Transcribe the records that follow in their entirety, omitting any pictures.

>> Start GIVEN ENTRIES

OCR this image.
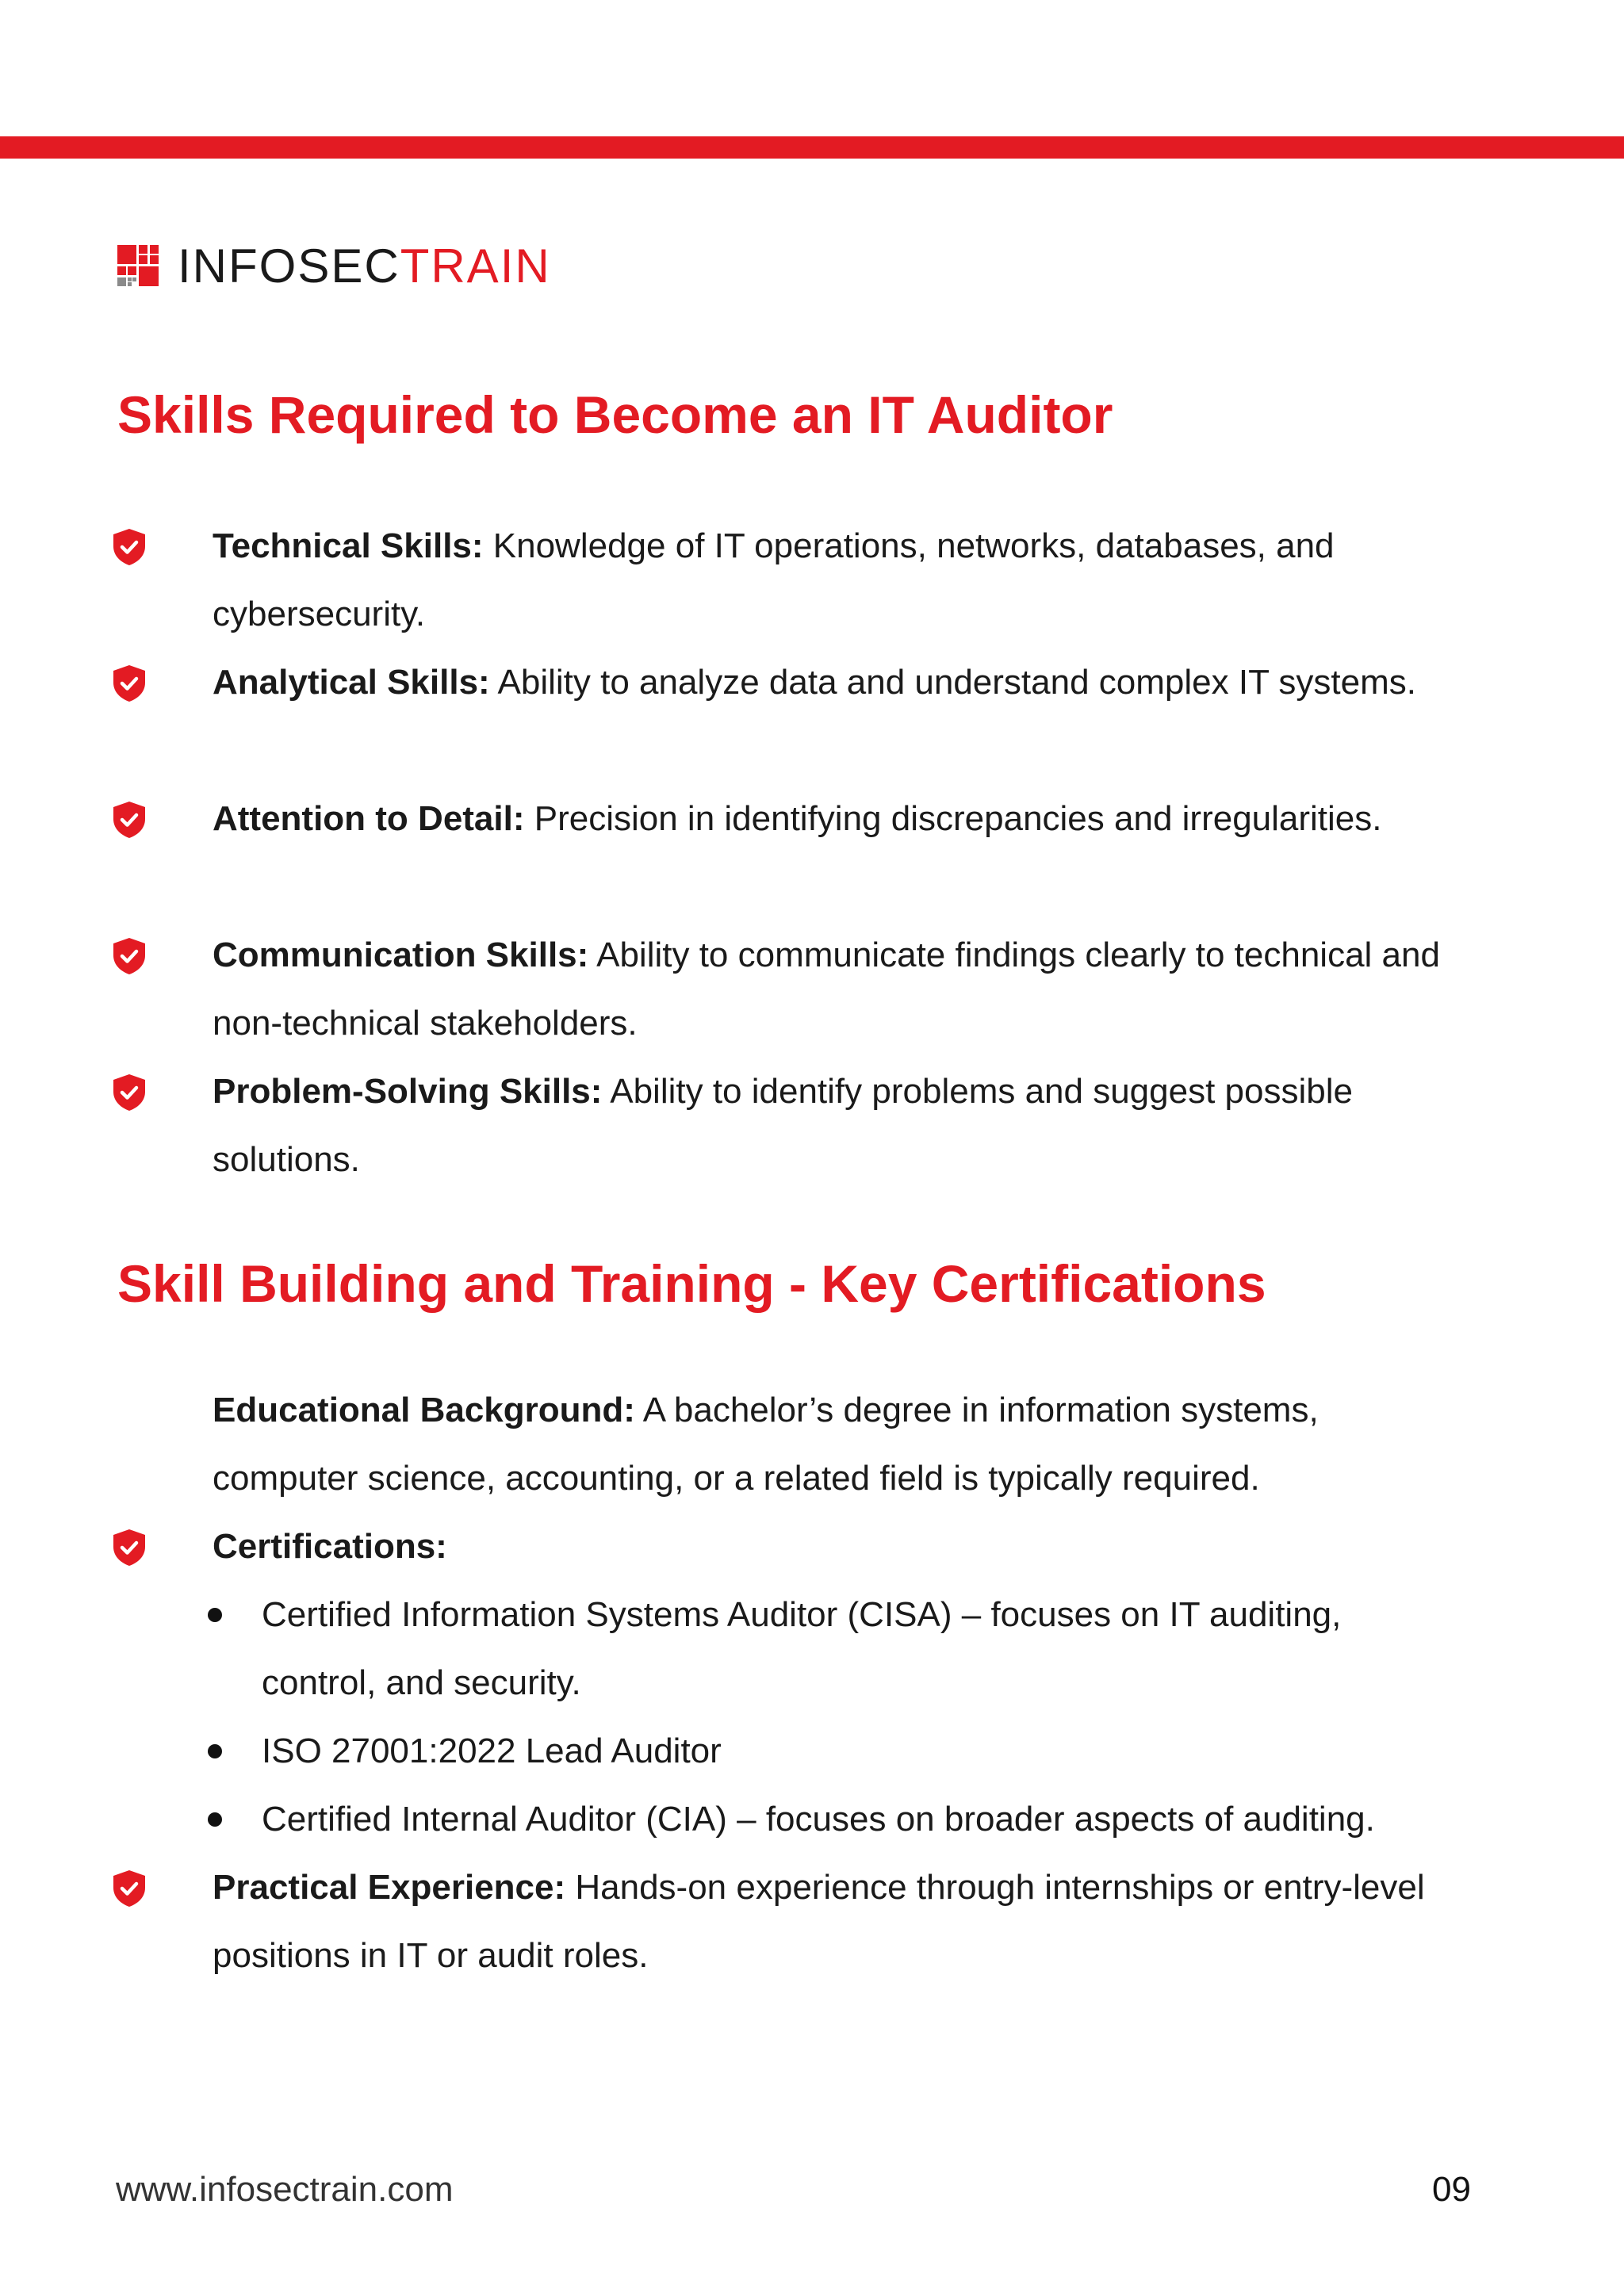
INFOSECTRAIN
Skills Required to Become an IT Auditor
Technical Skills: Knowledge of IT operations, networks, databases, and cybersecurity.
Analytical Skills: Ability to analyze data and understand complex IT systems.
Attention to Detail: Precision in identifying discrepancies and irregularities.
Communication Skills: Ability to communicate findings clearly to technical and non-technical stakeholders.
Problem-Solving Skills: Ability to identify problems and suggest possible solutions.
Skill Building and Training - Key Certifications
Educational Background: A bachelor’s degree in information systems, computer science, accounting, or a related field is typically required.
Certifications:
Certified Information Systems Auditor (CISA) – focuses on IT auditing, control, and security.
ISO 27001:2022 Lead Auditor
Certified Internal Auditor (CIA) – focuses on broader aspects of auditing.
Practical Experience: Hands-on experience through internships or entry-level positions in IT or audit roles.
www.infosectrain.com	09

>> End GIVEN ENTRIES

> **COMPLETE OUTPUT**:
OCR this image.
INFOSECTRAIN
Skills Required to Become an IT Auditor
Technical Skills: Knowledge of IT operations, networks, databases, and cybersecurity.
Analytical Skills: Ability to analyze data and understand complex IT systems.
Attention to Detail: Precision in identifying discrepancies and irregularities.
Communication Skills: Ability to communicate findings clearly to technical and non-technical stakeholders.
Problem-Solving Skills: Ability to identify problems and suggest possible solutions.
Skill Building and Training - Key Certifications
Educational Background: A bachelor’s degree in information systems, computer science, accounting, or a related field is typically required.
Certifications:
Certified Information Systems Auditor (CISA) – focuses on IT auditing, control, and security.
ISO 27001:2022 Lead Auditor
Certified Internal Auditor (CIA) – focuses on broader aspects of auditing.
Practical Experience: Hands-on experience through internships or entry-level positions in IT or audit roles.
www.infosectrain.com	09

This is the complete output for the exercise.